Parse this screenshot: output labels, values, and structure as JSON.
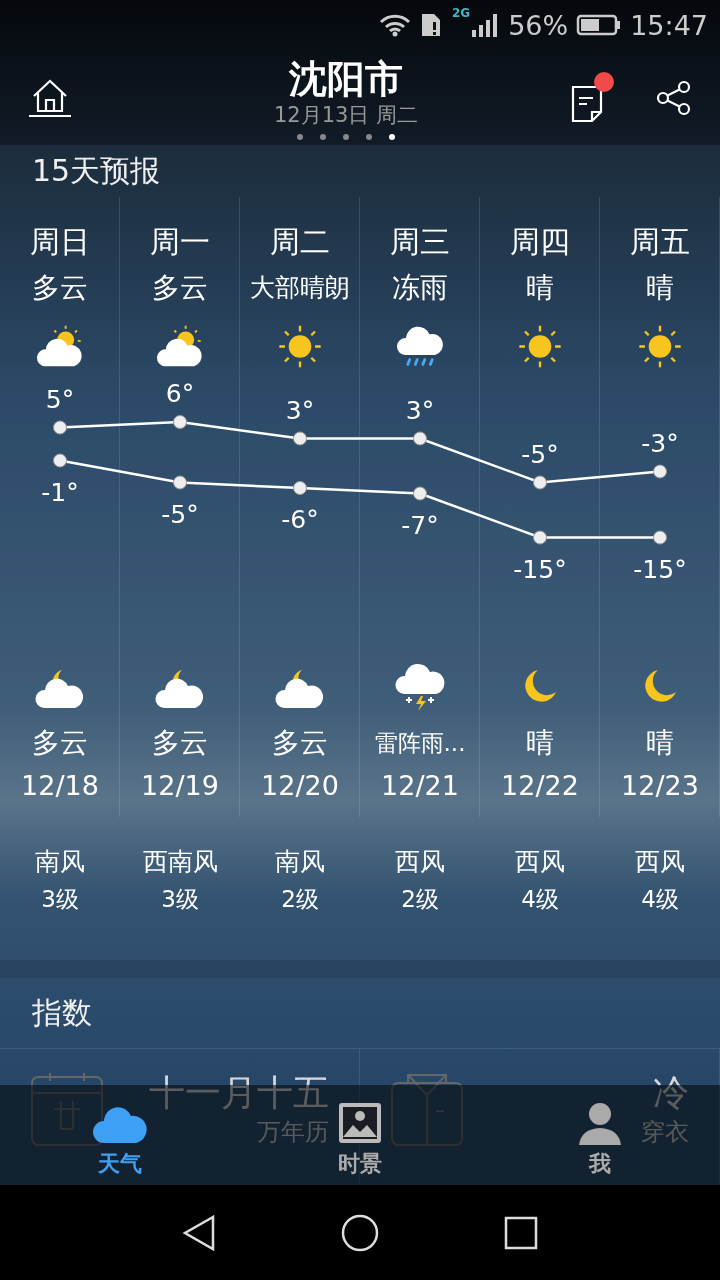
{
  "status_bar": {
    "network": "2G",
    "battery": "56%",
    "time": "15:47"
  },
  "header": {
    "city": "沈阳市",
    "date": "12月13日 周二",
    "pages": [
      {
        "selected": false
      },
      {
        "selected": false
      },
      {
        "selected": false
      },
      {
        "selected": false
      },
      {
        "selected": true
      }
    ],
    "notice_badge": true
  },
  "forecast": {
    "title": "15天预报",
    "days": [
      {
        "day": "周日",
        "daytime": {
          "condition": "多云",
          "kind": "partly_cloudy"
        },
        "night": {
          "kind": "cloudy_night",
          "condition": "多云"
        },
        "date": "12/18",
        "wind": "南风",
        "wind_level": "3级"
      },
      {
        "day": "周一",
        "daytime": {
          "condition": "多云",
          "kind": "partly_cloudy"
        },
        "night": {
          "kind": "cloudy_night",
          "condition": "多云"
        },
        "date": "12/19",
        "wind": "西南风",
        "wind_level": "3级"
      },
      {
        "day": "周二",
        "daytime": {
          "condition": "大部晴朗",
          "kind": "sunny"
        },
        "night": {
          "kind": "cloudy_night",
          "condition": "多云"
        },
        "date": "12/20",
        "wind": "南风",
        "wind_level": "2级"
      },
      {
        "day": "周三",
        "daytime": {
          "condition": "冻雨",
          "kind": "rain"
        },
        "night": {
          "kind": "thunder_snow",
          "condition": "雷阵雨..."
        },
        "date": "12/21",
        "wind": "西风",
        "wind_level": "2级"
      },
      {
        "day": "周四",
        "daytime": {
          "condition": "晴",
          "kind": "sunny"
        },
        "night": {
          "kind": "clear_night",
          "condition": "晴"
        },
        "date": "12/22",
        "wind": "西风",
        "wind_level": "4级"
      },
      {
        "day": "周五",
        "daytime": {
          "condition": "晴",
          "kind": "sunny"
        },
        "night": {
          "kind": "clear_night",
          "condition": "晴"
        },
        "date": "12/23",
        "wind": "西风",
        "wind_level": "4级"
      }
    ],
    "chart_data": {
      "type": "line",
      "series": [
        {
          "color": "#ffffff",
          "marker": "circle",
          "values": [
            5,
            6,
            3,
            3,
            -5,
            -3
          ],
          "value_labels": [
            "5°",
            "6°",
            "3°",
            "3°",
            "-5°",
            "-3°"
          ]
        },
        {
          "color": "#ffffff",
          "marker": "circle",
          "values": [
            -1,
            -5,
            -6,
            -7,
            -15,
            -15
          ],
          "value_labels": [
            "-1°",
            "-5°",
            "-6°",
            "-7°",
            "-15°",
            "-15°"
          ]
        }
      ]
    }
  },
  "indices": {
    "title": "指数",
    "items": [
      {
        "kind": "calendar",
        "value": "十一月十五",
        "label": "万年历"
      },
      {
        "kind": "clothing",
        "value": "冷",
        "label": "穿衣"
      }
    ]
  },
  "bottom_nav": [
    {
      "label": "天气",
      "kind": "weather",
      "selected": true
    },
    {
      "label": "时景",
      "kind": "scenery",
      "selected": false
    },
    {
      "label": "我",
      "kind": "me",
      "selected": false
    }
  ]
}
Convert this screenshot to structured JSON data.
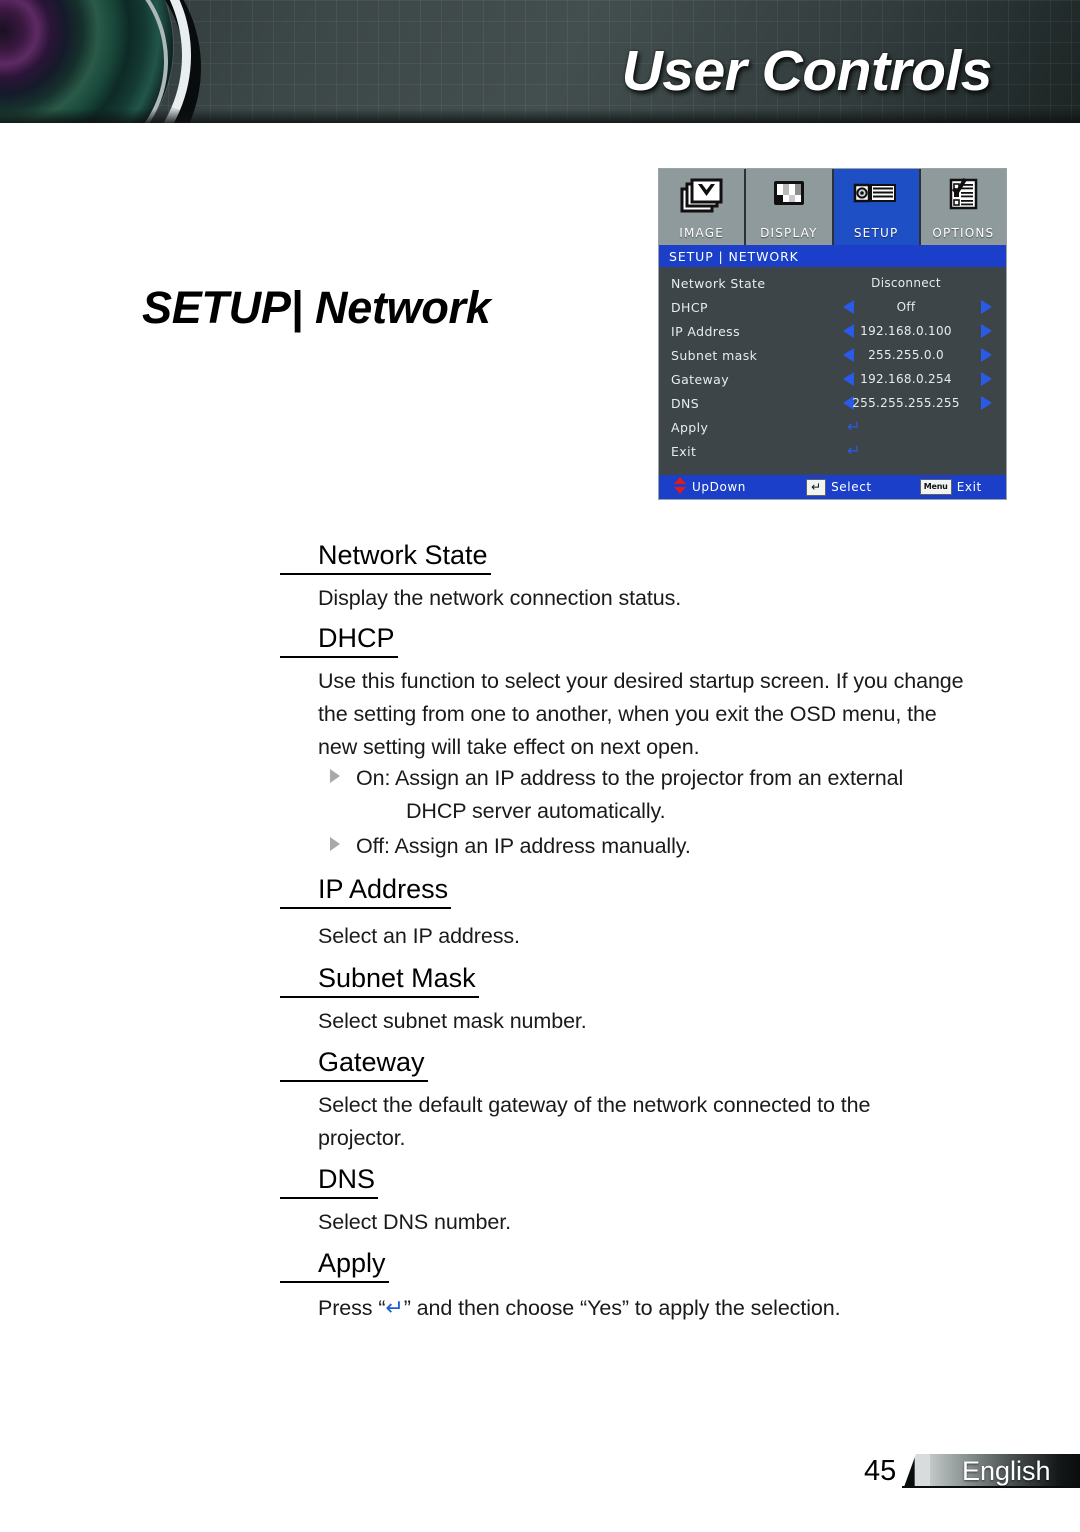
{
  "header": {
    "title": "User Controls",
    "lens_icon": "camera-lens-graphic"
  },
  "page": {
    "title_bold": "SETUP",
    "title_sep": "|",
    "title_rest": "Network"
  },
  "osd": {
    "tabs": [
      {
        "label": "IMAGE",
        "icon": "image-tab-icon",
        "active": false
      },
      {
        "label": "DISPLAY",
        "icon": "display-tab-icon",
        "active": false
      },
      {
        "label": "SETUP",
        "icon": "setup-projector-icon",
        "active": true
      },
      {
        "label": "OPTIONS",
        "icon": "options-checklist-icon",
        "active": false
      }
    ],
    "titlebar": "SETUP  |  NETWORK",
    "rows": [
      {
        "label": "Network State",
        "value": "Disconnect",
        "arrows": false,
        "enter": false
      },
      {
        "label": "DHCP",
        "value": "Off",
        "arrows": true,
        "enter": false
      },
      {
        "label": "IP Address",
        "value": "192.168.0.100",
        "arrows": true,
        "enter": false
      },
      {
        "label": "Subnet mask",
        "value": "255.255.0.0",
        "arrows": true,
        "enter": false
      },
      {
        "label": "Gateway",
        "value": "192.168.0.254",
        "arrows": true,
        "enter": false
      },
      {
        "label": "DNS",
        "value": "255.255.255.255",
        "arrows": true,
        "enter": false
      },
      {
        "label": "Apply",
        "value": "",
        "arrows": false,
        "enter": true
      },
      {
        "label": "Exit",
        "value": "",
        "arrows": false,
        "enter": true
      }
    ],
    "nav": {
      "updown_label": "UpDown",
      "updown_icon": "up-down-arrows-icon",
      "select_label": "Select",
      "select_key": "↵",
      "exit_label": "Exit",
      "exit_key": "Menu"
    },
    "colors": {
      "title_blue": "#1b3fc8",
      "body_gray": "#3d4549",
      "tab_gray": "#8e9a9b",
      "arrow_blue": "#2a5ae8",
      "updown_red": "#e01b1b"
    }
  },
  "sections": {
    "network_state": {
      "heading": "Network State",
      "body": "Display the network connection status."
    },
    "dhcp": {
      "heading": "DHCP",
      "body": "Use this function to select your desired startup screen. If you change the setting from one to another, when you exit the OSD menu, the new setting will take effect on next open.",
      "bullet_on": "On: Assign an IP address to the projector from an external",
      "bullet_on_cont": "DHCP server automatically.",
      "bullet_off": "Off: Assign an IP address manually."
    },
    "ip_address": {
      "heading": "IP Address",
      "body": "Select an IP address."
    },
    "subnet_mask": {
      "heading": "Subnet Mask",
      "body": "Select subnet mask number."
    },
    "gateway": {
      "heading": "Gateway",
      "body": "Select the default gateway of the network connected to the projector."
    },
    "dns": {
      "heading": "DNS",
      "body": "Select DNS number."
    },
    "apply": {
      "heading": "Apply",
      "body_pre": "Press “",
      "body_glyph": "↵",
      "body_post": "” and then choose “Yes” to apply the selection."
    }
  },
  "footer": {
    "page_number": "45",
    "language": "English"
  }
}
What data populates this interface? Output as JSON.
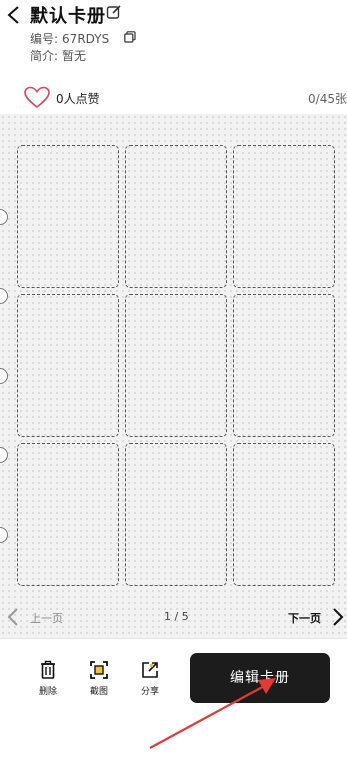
{
  "header": {
    "title": "默认卡册",
    "code_label": "编号:",
    "code_value": "67RDYS",
    "intro_label": "简介:",
    "intro_value": "暂无"
  },
  "likes": {
    "label": "0人点赞",
    "card_count": "0/45张"
  },
  "pager": {
    "prev_label": "上一页",
    "page_indicator": "1 / 5",
    "next_label": "下一页"
  },
  "toolbar": {
    "delete_label": "删除",
    "screenshot_label": "截图",
    "share_label": "分享",
    "edit_album_label": "编辑卡册"
  },
  "colors": {
    "accent_arrow": "#e53935",
    "primary_button": "#1c1c1c",
    "heart_outline": "#d9455f"
  },
  "icons": [
    "back-icon",
    "edit-pencil-icon",
    "copy-icon",
    "heart-icon",
    "chevron-left-icon",
    "chevron-right-icon",
    "trash-icon",
    "screenshot-icon",
    "share-icon"
  ]
}
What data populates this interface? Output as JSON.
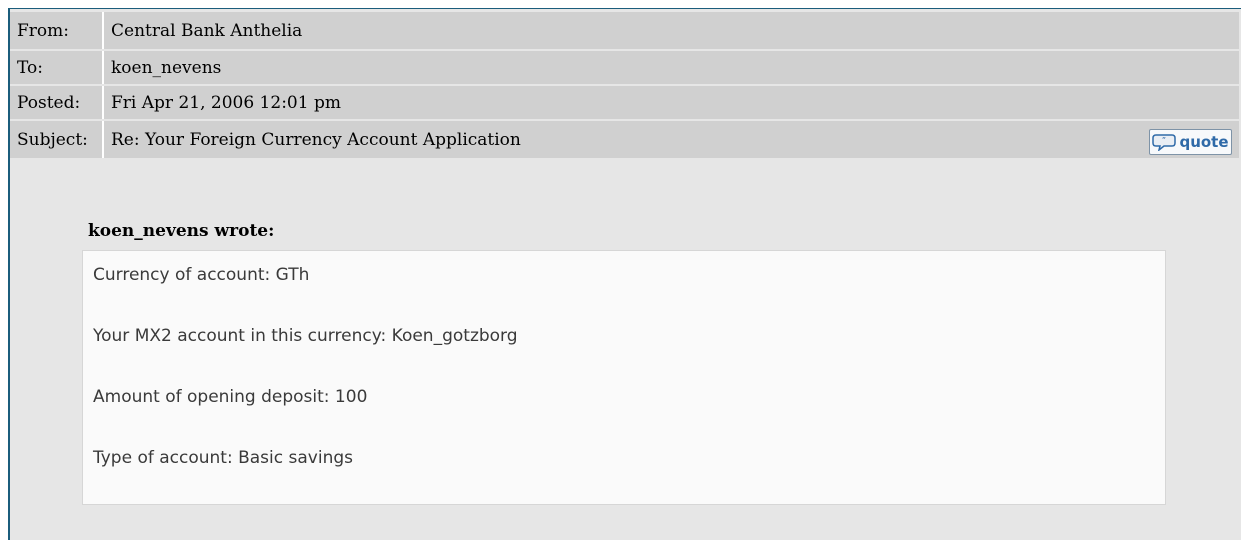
{
  "header": {
    "from_label": "From:",
    "from_value": "Central Bank Anthelia",
    "to_label": "To:",
    "to_value": "koen_nevens",
    "posted_label": "Posted:",
    "posted_value": "Fri Apr 21, 2006 12:01 pm",
    "subject_label": "Subject:",
    "subject_value": "Re: Your Foreign Currency Account Application",
    "quote_button": {
      "label": "quote",
      "icon": "speech-bubble-icon"
    }
  },
  "message": {
    "quote_author": "koen_nevens wrote:",
    "quote_lines": [
      "Currency of account: GTh",
      "Your MX2 account in this currency: Koen_gotzborg",
      "Amount of opening deposit: 100",
      "Type of account: Basic savings"
    ]
  },
  "colors": {
    "header_row_bg": "#d0d0d0",
    "body_bg": "#e6e6e6",
    "frame_border": "#1b5d7c",
    "quote_box_bg": "#fafafa",
    "quote_button_text": "#2f6aa8"
  }
}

----

▶ [PROBLEM]:
Output nothing but the number of lines in the data containing the string "this".

▶ [THE SOLUTION]:
6